▸ **WRITTEN EXERCISE**
Pictures stay out of your copy, but everything else in the records below must be repeated exactly.
_ _ _ _
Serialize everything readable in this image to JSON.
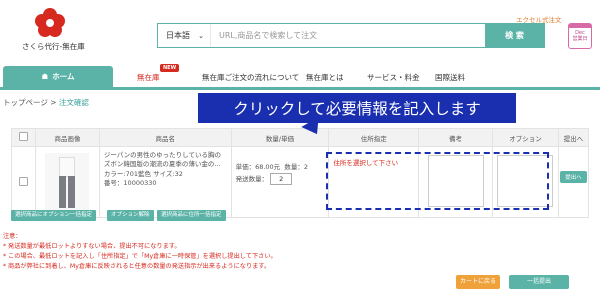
{
  "header": {
    "logo_text": "さくら代行-無在庫",
    "excel_link": "エクセル式注文",
    "search": {
      "language": "日本語",
      "placeholder": "URL,商品名で検索して注文",
      "button": "検 索"
    },
    "calendar_line1": "Dec",
    "calendar_line2": "営業日"
  },
  "nav": {
    "home": "ホーム",
    "new_badge": "NEW",
    "items": [
      "無在庫",
      "無在庫ご注文の流れについて",
      "無在庫とは",
      "サービス・料金",
      "国際送料"
    ]
  },
  "breadcrumb": {
    "top": "トップページ",
    "separator": " > ",
    "current": "注文確認"
  },
  "callout": "クリックして必要情報を記入します",
  "table": {
    "headers": [
      "",
      "商品画像",
      "商品名",
      "数量/単価",
      "住所指定",
      "備考",
      "オプション",
      "提出へ"
    ],
    "row": {
      "name_line1": "ジーパンの男性のゆったりしている胸の",
      "name_line2": "ズボン韓国版の潮流の夏季の薄い金の...",
      "name_line3": "カラー:701藍色 サイズ:32",
      "name_line4": "番号：10000330",
      "unit_price": "単価：68.00元",
      "count": "数量：2",
      "send_qty_label": "発送数量：",
      "send_qty_value": "2",
      "address_prompt": "住所を選択して下さい",
      "submit": "提出へ"
    }
  },
  "batch_buttons": [
    "選択商品にオプション一括指定",
    "オプション解除",
    "選択商品に住所一括指定"
  ],
  "notes": {
    "title": "注意：",
    "items": [
      "* 発送数量が最低ロットよりすない場合、提出不可になります。",
      "* この場合、最低ロットを記入し「住所指定」で「My倉庫に一時保管」を選択し提出して下さい。",
      "* 商品が弊社に到着し、My倉庫に反映されると任意の数量の発送指示が出来るようになります。"
    ]
  },
  "footer": {
    "back_to_cart": "カートに戻る",
    "submit_all": "一括提出"
  }
}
_ _ _ _
▸ **FULL SOLUTION**
Serialize everything readable in this image to JSON.
{
  "header": {
    "logo_text": "さくら代行-無在庫",
    "excel_link": "エクセル式注文",
    "search": {
      "language": "日本語",
      "placeholder": "URL,商品名で検索して注文",
      "button": "検 索"
    },
    "calendar_line1": "Dec",
    "calendar_line2": "営業日"
  },
  "nav": {
    "home": "ホーム",
    "new_badge": "NEW",
    "items": [
      "無在庫",
      "無在庫ご注文の流れについて",
      "無在庫とは",
      "サービス・料金",
      "国際送料"
    ]
  },
  "breadcrumb": {
    "top": "トップページ",
    "separator": " > ",
    "current": "注文確認"
  },
  "callout": "クリックして必要情報を記入します",
  "table": {
    "headers": [
      "",
      "商品画像",
      "商品名",
      "数量/単価",
      "住所指定",
      "備考",
      "オプション",
      "提出へ"
    ],
    "row": {
      "name_line1": "ジーパンの男性のゆったりしている胸の",
      "name_line2": "ズボン韓国版の潮流の夏季の薄い金の...",
      "name_line3": "カラー:701藍色 サイズ:32",
      "name_line4": "番号：10000330",
      "unit_price": "単価：68.00元",
      "count": "数量：2",
      "send_qty_label": "発送数量：",
      "send_qty_value": "2",
      "address_prompt": "住所を選択して下さい",
      "submit": "提出へ"
    }
  },
  "batch_buttons": [
    "選択商品にオプション一括指定",
    "オプション解除",
    "選択商品に住所一括指定"
  ],
  "notes": {
    "title": "注意：",
    "items": [
      "* 発送数量が最低ロットよりすない場合、提出不可になります。",
      "* この場合、最低ロットを記入し「住所指定」で「My倉庫に一時保管」を選択し提出して下さい。",
      "* 商品が弊社に到着し、My倉庫に反映されると任意の数量の発送指示が出来るようになります。"
    ]
  },
  "footer": {
    "back_to_cart": "カートに戻る",
    "submit_all": "一括提出"
  }
}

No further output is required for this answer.